── Information given

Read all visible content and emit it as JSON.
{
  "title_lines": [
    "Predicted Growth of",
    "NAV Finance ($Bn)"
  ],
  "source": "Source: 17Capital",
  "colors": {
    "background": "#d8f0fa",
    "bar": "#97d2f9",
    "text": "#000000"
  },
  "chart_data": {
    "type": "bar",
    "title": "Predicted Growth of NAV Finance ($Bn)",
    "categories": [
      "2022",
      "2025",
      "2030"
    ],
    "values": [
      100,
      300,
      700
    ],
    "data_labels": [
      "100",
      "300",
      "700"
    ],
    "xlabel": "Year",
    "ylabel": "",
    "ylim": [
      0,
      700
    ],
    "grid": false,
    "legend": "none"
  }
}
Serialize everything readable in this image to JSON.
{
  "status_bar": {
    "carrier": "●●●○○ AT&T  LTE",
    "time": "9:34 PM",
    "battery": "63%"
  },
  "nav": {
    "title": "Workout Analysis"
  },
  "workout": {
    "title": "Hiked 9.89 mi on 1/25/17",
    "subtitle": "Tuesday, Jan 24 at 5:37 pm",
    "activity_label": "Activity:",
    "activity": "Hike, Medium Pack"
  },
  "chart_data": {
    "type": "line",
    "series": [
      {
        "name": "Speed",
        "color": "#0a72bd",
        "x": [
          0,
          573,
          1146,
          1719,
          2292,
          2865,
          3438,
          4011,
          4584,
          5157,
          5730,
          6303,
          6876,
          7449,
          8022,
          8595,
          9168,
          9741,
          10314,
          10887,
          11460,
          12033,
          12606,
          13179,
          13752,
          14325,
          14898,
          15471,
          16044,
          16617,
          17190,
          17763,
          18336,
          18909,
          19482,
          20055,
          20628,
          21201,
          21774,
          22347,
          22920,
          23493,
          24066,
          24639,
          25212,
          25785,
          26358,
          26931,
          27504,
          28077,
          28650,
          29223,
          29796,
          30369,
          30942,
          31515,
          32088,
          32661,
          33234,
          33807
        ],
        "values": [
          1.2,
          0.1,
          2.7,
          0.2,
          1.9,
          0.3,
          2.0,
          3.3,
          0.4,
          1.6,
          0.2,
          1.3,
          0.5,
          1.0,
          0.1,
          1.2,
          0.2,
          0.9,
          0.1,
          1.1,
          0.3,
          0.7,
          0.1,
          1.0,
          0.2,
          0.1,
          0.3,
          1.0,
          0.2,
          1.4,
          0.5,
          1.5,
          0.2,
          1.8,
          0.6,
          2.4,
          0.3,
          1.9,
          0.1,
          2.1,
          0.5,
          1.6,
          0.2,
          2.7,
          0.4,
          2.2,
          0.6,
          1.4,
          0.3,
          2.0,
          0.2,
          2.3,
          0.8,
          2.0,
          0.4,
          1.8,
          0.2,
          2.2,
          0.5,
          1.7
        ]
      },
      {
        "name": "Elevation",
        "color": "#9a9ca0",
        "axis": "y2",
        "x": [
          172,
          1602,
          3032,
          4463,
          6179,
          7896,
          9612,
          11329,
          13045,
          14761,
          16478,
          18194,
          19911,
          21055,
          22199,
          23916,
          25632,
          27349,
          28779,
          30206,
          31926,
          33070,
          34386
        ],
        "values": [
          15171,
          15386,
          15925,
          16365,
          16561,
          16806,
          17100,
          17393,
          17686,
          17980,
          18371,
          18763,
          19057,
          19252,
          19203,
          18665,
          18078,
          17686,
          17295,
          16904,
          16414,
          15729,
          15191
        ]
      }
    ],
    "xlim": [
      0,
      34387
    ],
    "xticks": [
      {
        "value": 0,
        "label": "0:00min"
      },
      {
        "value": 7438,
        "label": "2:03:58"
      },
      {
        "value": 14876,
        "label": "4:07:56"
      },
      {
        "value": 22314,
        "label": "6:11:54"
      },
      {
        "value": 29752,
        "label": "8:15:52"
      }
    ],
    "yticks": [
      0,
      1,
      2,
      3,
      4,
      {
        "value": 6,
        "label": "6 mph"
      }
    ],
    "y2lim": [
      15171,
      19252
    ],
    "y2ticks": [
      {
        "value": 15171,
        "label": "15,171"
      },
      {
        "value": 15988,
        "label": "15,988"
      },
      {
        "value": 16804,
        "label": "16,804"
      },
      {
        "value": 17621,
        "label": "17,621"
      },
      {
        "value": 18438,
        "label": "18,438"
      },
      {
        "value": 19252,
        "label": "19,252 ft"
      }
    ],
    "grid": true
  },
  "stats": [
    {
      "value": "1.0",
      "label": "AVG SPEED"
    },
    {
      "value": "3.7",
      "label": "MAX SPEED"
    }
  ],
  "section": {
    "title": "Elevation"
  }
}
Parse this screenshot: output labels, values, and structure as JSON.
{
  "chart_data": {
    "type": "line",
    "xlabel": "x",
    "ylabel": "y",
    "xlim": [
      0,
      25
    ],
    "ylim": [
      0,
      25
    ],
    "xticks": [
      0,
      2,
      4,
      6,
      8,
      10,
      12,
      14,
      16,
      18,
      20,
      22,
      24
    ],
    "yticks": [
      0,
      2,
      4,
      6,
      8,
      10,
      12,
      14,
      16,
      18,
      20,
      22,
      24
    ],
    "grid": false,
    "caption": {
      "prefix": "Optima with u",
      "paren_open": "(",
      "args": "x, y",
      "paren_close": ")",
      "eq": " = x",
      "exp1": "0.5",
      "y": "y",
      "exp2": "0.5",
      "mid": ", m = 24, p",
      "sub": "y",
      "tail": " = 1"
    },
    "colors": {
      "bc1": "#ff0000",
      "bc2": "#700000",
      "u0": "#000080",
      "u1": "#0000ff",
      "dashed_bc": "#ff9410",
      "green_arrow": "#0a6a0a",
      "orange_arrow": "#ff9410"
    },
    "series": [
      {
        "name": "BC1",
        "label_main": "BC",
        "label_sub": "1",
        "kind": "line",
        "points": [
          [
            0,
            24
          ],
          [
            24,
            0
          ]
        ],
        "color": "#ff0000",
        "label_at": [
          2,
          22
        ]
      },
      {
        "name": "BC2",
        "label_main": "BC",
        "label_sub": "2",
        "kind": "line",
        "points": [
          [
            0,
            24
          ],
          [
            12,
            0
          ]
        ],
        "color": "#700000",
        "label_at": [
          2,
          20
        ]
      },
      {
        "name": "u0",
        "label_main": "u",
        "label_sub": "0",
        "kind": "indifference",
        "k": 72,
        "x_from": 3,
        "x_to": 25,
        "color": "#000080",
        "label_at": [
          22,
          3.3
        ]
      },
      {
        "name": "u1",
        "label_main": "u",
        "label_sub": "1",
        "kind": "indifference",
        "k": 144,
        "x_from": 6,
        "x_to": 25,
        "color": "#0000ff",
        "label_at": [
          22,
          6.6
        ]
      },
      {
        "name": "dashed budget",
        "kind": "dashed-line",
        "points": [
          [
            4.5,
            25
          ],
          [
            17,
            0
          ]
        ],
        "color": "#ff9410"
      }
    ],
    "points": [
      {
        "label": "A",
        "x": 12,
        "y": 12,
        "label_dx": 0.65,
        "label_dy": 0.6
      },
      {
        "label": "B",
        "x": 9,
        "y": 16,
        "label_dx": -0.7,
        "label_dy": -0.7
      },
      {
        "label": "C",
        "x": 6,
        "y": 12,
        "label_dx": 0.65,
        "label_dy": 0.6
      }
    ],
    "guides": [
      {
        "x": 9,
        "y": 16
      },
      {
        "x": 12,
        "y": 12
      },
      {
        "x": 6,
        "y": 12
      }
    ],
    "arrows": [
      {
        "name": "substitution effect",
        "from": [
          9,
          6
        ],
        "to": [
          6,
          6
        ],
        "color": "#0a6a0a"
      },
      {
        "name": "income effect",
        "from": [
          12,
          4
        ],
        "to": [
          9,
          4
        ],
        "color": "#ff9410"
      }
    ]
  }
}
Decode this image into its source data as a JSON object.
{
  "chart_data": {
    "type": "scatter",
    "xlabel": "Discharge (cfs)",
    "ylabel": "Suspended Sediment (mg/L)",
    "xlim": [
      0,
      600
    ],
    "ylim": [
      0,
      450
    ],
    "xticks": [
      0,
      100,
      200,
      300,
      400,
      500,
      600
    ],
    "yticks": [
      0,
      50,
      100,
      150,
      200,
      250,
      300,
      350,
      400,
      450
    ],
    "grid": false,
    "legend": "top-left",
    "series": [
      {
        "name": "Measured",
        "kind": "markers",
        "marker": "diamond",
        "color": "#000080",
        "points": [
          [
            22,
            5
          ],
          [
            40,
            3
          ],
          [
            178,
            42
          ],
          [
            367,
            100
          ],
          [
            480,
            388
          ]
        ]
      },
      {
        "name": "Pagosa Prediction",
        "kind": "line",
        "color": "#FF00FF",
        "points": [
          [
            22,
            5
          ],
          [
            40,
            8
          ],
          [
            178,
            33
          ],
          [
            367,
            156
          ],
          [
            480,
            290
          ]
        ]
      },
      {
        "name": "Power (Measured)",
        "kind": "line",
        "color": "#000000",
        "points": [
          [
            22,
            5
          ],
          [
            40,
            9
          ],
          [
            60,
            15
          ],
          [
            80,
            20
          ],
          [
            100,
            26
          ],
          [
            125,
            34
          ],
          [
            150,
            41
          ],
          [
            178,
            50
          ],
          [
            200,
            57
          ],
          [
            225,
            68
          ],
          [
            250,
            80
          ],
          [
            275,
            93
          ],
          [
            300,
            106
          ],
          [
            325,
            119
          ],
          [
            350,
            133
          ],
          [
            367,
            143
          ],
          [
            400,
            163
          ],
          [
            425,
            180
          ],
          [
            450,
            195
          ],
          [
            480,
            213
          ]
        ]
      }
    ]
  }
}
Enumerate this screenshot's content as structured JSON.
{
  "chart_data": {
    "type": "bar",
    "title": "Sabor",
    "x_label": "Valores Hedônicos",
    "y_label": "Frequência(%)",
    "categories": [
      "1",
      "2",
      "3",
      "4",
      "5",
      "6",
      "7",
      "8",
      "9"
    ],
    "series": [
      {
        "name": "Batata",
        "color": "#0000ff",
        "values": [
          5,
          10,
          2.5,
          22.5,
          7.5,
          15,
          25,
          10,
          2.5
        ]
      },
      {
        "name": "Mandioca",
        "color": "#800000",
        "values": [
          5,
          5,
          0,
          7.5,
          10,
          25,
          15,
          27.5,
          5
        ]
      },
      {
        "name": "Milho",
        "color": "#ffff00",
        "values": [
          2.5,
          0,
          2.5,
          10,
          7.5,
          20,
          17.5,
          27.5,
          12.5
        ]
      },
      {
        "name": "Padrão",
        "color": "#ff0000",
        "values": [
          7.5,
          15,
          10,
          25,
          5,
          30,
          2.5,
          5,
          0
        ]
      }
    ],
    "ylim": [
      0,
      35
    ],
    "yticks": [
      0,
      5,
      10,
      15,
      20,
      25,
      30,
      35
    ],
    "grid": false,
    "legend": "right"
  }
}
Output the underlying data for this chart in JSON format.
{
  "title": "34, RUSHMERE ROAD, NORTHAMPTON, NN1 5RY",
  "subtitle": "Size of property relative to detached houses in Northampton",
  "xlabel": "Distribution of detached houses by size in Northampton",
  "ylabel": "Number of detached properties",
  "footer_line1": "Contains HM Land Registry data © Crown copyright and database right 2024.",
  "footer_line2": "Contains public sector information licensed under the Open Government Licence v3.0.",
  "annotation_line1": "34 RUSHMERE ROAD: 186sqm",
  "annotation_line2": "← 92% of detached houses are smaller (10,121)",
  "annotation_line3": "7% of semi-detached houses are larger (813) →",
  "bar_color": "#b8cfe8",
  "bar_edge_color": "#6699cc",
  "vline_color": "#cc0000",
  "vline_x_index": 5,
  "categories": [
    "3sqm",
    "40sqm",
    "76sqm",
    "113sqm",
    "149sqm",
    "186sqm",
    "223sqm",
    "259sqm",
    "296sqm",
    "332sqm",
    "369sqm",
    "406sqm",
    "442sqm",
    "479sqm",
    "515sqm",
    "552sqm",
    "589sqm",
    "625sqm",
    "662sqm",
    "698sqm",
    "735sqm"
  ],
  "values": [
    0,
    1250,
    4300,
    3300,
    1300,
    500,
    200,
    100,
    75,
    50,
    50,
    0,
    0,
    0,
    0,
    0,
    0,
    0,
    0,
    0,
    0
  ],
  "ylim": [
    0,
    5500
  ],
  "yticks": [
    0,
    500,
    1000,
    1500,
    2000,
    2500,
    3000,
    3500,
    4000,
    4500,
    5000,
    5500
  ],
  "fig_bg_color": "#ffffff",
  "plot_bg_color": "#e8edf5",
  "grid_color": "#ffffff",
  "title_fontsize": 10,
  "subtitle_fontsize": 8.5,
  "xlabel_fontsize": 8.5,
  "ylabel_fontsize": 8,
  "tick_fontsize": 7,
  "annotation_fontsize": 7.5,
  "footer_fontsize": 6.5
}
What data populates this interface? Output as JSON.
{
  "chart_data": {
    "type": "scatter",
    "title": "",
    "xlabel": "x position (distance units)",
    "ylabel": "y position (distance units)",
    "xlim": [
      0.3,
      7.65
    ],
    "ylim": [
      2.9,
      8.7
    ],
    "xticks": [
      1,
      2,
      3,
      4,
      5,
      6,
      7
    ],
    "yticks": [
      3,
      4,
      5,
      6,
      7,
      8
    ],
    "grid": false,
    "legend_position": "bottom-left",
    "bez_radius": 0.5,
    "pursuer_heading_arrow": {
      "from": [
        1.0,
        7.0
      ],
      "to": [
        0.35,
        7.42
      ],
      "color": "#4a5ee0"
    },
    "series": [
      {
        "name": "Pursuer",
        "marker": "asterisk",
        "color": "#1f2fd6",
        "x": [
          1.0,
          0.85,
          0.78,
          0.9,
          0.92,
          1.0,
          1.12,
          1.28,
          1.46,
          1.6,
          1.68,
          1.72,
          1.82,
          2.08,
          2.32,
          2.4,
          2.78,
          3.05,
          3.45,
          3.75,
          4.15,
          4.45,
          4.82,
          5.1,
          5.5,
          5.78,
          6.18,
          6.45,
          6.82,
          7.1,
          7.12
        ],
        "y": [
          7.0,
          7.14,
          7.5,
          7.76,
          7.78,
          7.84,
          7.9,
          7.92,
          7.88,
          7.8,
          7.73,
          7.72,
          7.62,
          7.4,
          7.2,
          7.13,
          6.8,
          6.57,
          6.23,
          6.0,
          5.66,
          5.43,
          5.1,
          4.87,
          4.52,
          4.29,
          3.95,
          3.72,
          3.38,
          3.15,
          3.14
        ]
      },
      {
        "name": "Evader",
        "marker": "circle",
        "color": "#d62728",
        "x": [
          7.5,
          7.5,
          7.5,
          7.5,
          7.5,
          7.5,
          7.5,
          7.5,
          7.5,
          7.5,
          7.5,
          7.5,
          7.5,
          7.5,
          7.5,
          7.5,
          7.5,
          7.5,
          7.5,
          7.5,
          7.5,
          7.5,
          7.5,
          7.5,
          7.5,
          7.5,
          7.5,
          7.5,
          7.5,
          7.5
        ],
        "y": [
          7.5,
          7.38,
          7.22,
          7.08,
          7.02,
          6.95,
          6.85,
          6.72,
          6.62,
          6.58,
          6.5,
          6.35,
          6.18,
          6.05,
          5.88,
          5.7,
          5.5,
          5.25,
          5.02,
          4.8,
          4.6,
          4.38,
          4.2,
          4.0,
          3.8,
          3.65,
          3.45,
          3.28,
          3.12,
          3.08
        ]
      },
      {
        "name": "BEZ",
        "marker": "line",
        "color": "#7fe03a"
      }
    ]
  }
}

────

Instructions to follow:
Tally the lines in the records above that contain the word "effect", and give only that number.

Full answer:
2